Job -
For each line below that contains the string "thực", copy that line.

─── Data to process

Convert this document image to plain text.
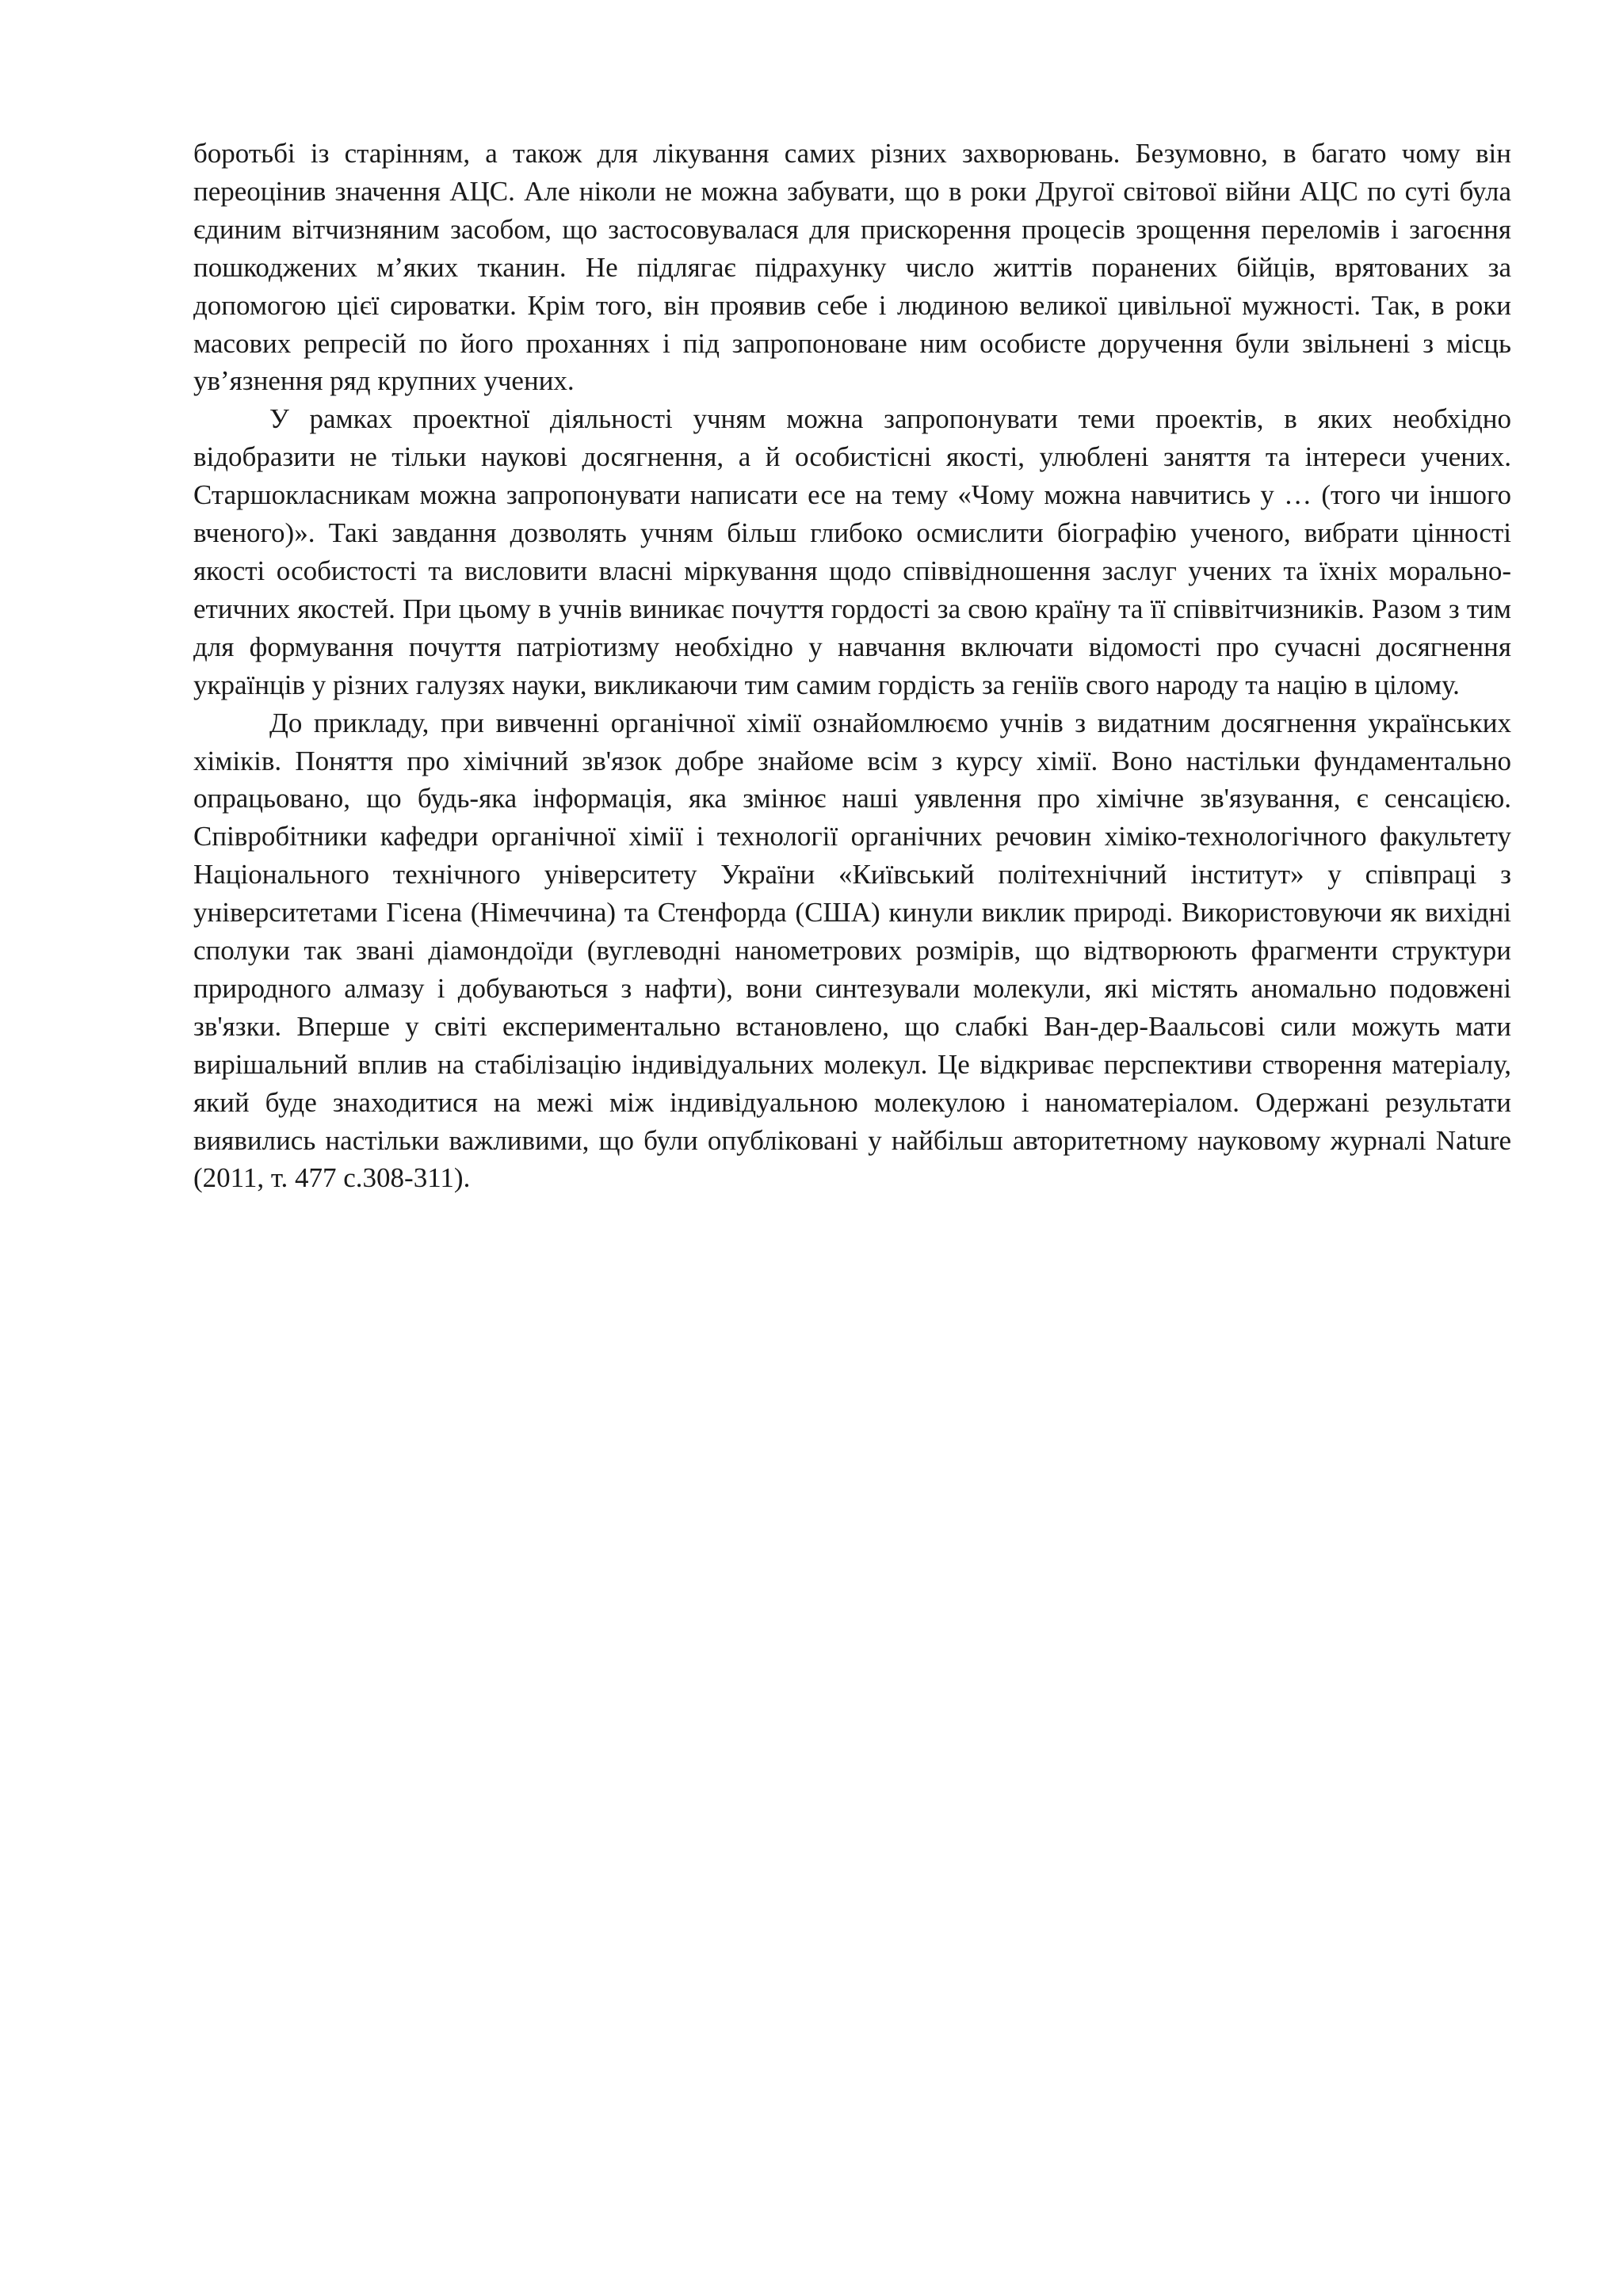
боротьбі із старінням, а також для лікування самих різних захворювань. Безумовно, в багато чому він переоцінив значення АЦС. Але ніколи не можна забувати, що в роки Другої світової війни АЦС по суті була єдиним вітчизняним засобом, що застосовувалася для прискорення процесів зрощення переломів і загоєння пошкоджених м’яких тканин. Не підлягає підрахунку число життів поранених бійців, врятованих за допомогою цієї сироватки. Крім того, він проявив себе і людиною великої цивільної мужності. Так, в роки масових репресій по його проханнях і під запропоноване ним особисте доручення були звільнені з місць ув’язнення ряд крупних учених.

У рамках проектної діяльності учням можна запропонувати теми проектів, в яких необхідно відобразити не тільки наукові досягнення, а й особистісні якості, улюблені заняття та інтереси учених. Старшокласникам можна запропонувати написати есе на тему «Чому можна навчитись у … (того чи іншого вченого)». Такі завдання дозволять учням більш глибоко осмислити біографію ученого, вибрати цінності якості особистості та висловити власні міркування щодо співвідношення заслуг учених та їхніх морально-етичних якостей. При цьому в учнів виникає почуття гордості за свою країну та її співвітчизників. Разом з тим для формування почуття патріотизму необхідно у навчання включати відомості про сучасні досягнення українців у різних галузях науки, викликаючи тим самим гордість за геніїв свого народу та націю в цілому.

До прикладу, при вивченні органічної хімії ознайомлюємо учнів з видатним досягнення українських хіміків. Поняття про хімічний зв'язок добре знайоме всім з курсу хімії. Воно настільки фундаментально опрацьовано, що будь-яка інформація, яка змінює наші уявлення про хімічне зв'язування, є сенсацією. Співробітники кафедри органічної хімії і технології органічних речовин хіміко-технологічного факультету Національного технічного університету України «Київський політехнічний інститут» у співпраці з університетами Гісена (Німеччина) та Стенфорда (США) кинули виклик природі. Використовуючи як вихідні сполуки так звані діамондоїди (вуглеводні нанометрових розмірів, що відтворюють фрагменти структури природного алмазу і добуваються з нафти), вони синтезували молекули, які містять аномально подовжені зв'язки. Вперше у світі експериментально встановлено, що слабкі Ван-дер-Ваальсові сили можуть мати вирішальний вплив на стабілізацію індивідуальних молекул. Це відкриває перспективи створення матеріалу, який буде знаходитися на межі між індивідуальною молекулою і наноматеріалом. Одержані результати виявились настільки важливими, що були опубліковані у найбільш авторитетному науковому журналі Nature (2011, т. 477 с.308-311).
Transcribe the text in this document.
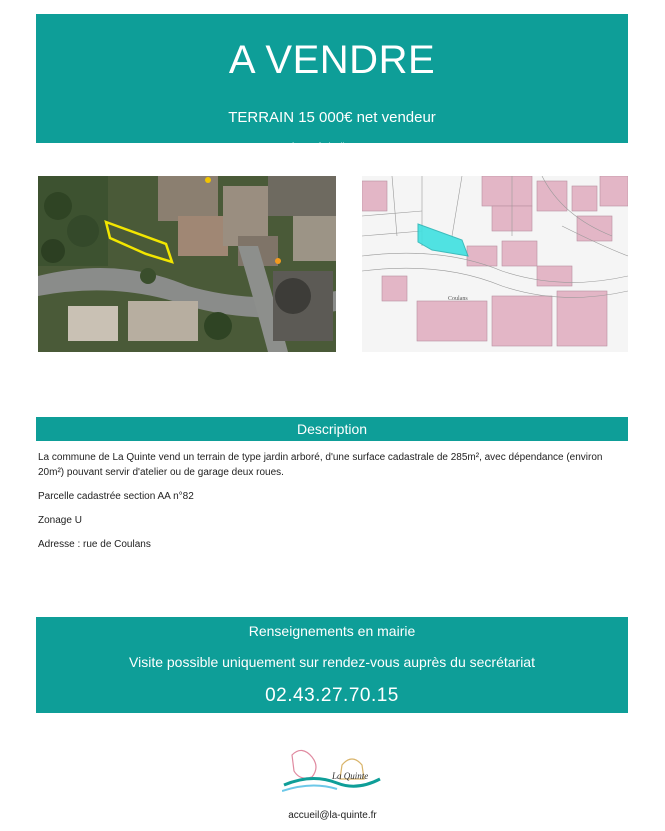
A VENDRE
TERRAIN 15 000€ net vendeur
Aucun frais d'agence
Coulans
Description

La commune de La Quinte vend un terrain de type jardin arboré, d'une surface cadastrale de 285m², avec dépendance (environ 20m²) pouvant servir d'atelier ou de garage deux roues.

Parcelle cadastrée section AA n°82

Zonage U

Adresse : rue de Coulans

Renseignements en mairie
Visite possible uniquement sur rendez-vous auprès du secrétariat
02.43.27.70.15
La Quinte
accueil@la-quinte.fr
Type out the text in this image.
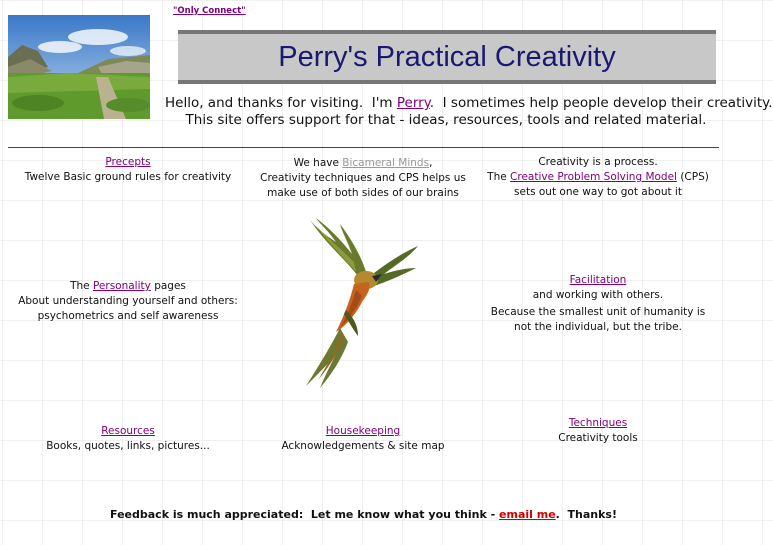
"Only Connect"
Perry's Practical Creativity
Hello, and thanks for visiting.  I'm Perry.  I sometimes help people develop their creativity.
This site offers support for that - ideas, resources, tools and related material.
Precepts
Twelve Basic ground rules for creativity
We have Bicameral Minds,
Creativity techniques and CPS helps us
make use of both sides of our brains
Creativity is a process.
The Creative Problem Solving Model (CPS)
sets out one way to got about it
The Personality pages
About understanding yourself and others:
psychometrics and self awareness
Facilitation
and working with others.
Because the smallest unit of humanity is
not the individual, but the tribe.
Resources
Books, quotes, links, pictures...
Housekeeping
Acknowledgements & site map
Techniques
Creativity tools
Feedback is much appreciated:  Let me know what you think - email me.  Thanks!
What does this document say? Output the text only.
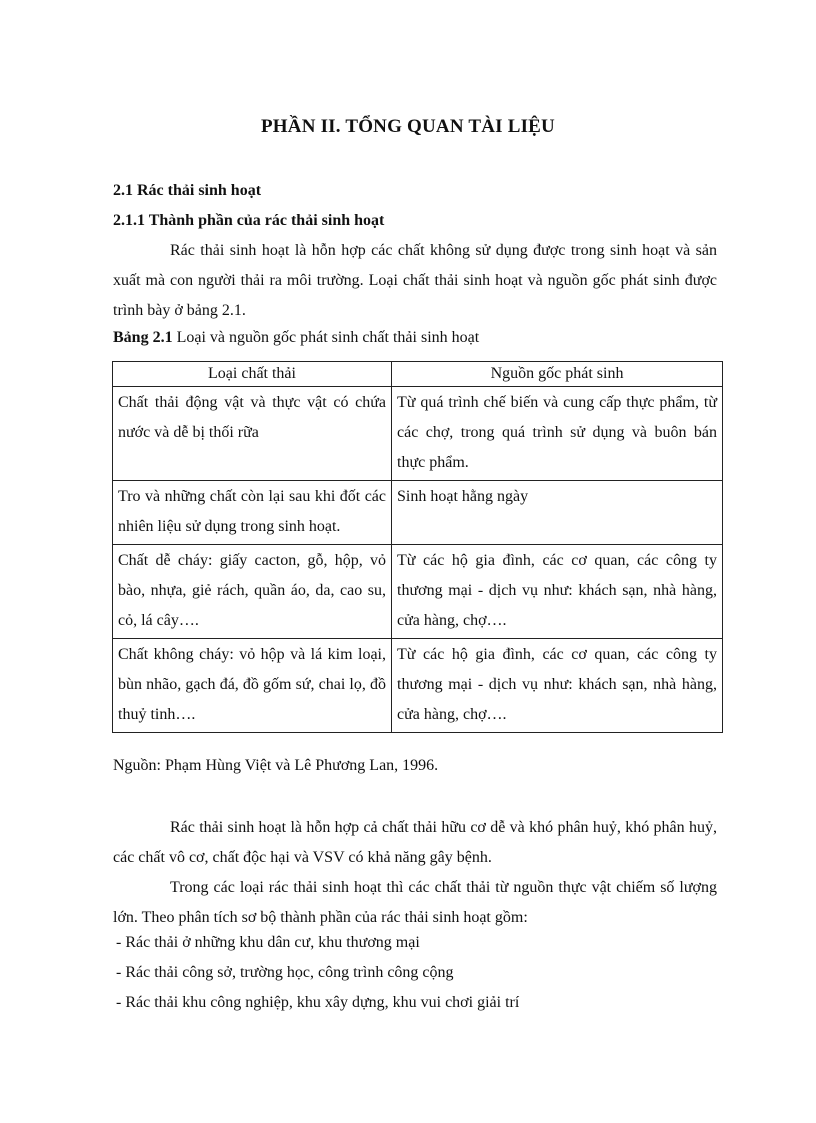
PHẦN II. TỔNG QUAN TÀI LIỆU
2.1 Rác thải sinh hoạt
2.1.1 Thành phần của rác thải sinh hoạt
Rác thải sinh hoạt là hỗn hợp các chất không sử dụng được trong sinh hoạt và sản xuất mà con người thải ra môi trường. Loại chất thải sinh hoạt và nguồn gốc phát sinh được trình bày ở bảng 2.1.
Bảng 2.1 Loại và nguồn gốc phát sinh chất thải sinh hoạt
Loại chất thải	Nguồn gốc phát sinh
Chất thải động vật và thực vật có chứa nước và dễ bị thối rữa	Từ quá trình chế biến và cung cấp thực phẩm, từ các chợ, trong quá trình sử dụng và buôn bán thực phẩm.
Tro và những chất còn lại sau khi đốt các nhiên liệu sử dụng trong sinh hoạt.	Sinh hoạt hằng ngày
Chất dễ cháy: giấy cacton, gỗ, hộp, vỏ bào, nhựa, giẻ rách, quần áo, da, cao su, cỏ, lá cây….	Từ các hộ gia đình, các cơ quan, các công ty thương mại - dịch vụ như: khách sạn, nhà hàng, cửa hàng, chợ….
Chất không cháy: vỏ hộp và lá kim loại, bùn nhão, gạch đá, đồ gốm sứ, chai lọ, đồ thuỷ tinh….	Từ các hộ gia đình, các cơ quan, các công ty thương mại - dịch vụ như: khách sạn, nhà hàng, cửa hàng, chợ….
Nguồn: Phạm Hùng Việt và Lê Phương Lan, 1996.
Rác thải sinh hoạt là hỗn hợp cả chất thải hữu cơ dễ và khó phân huỷ, khó phân huỷ, các chất vô cơ, chất độc hại và VSV có khả năng gây bệnh.
Trong các loại rác thải sinh hoạt thì các chất thải từ nguồn thực vật chiếm số lượng lớn. Theo phân tích sơ bộ thành phần của rác thải sinh hoạt gồm:
- Rác thải ở những khu dân cư, khu thương mại
- Rác thải công sở, trường học, công trình công cộng
- Rác thải khu công nghiệp, khu xây dựng, khu vui chơi giải trí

──────

Answer below -
Chất thải động vật và thực vật có chứa nước và dễ bị thối rữa	Từ quá trình chế biến và cung cấp thực phẩm, từ các chợ, trong quá trình sử dụng và buôn bán thực phẩm.
Trong các loại rác thải sinh hoạt thì các chất thải từ nguồn thực vật chiếm số lượng lớn. Theo phân tích sơ bộ thành phần của rác thải sinh hoạt gồm:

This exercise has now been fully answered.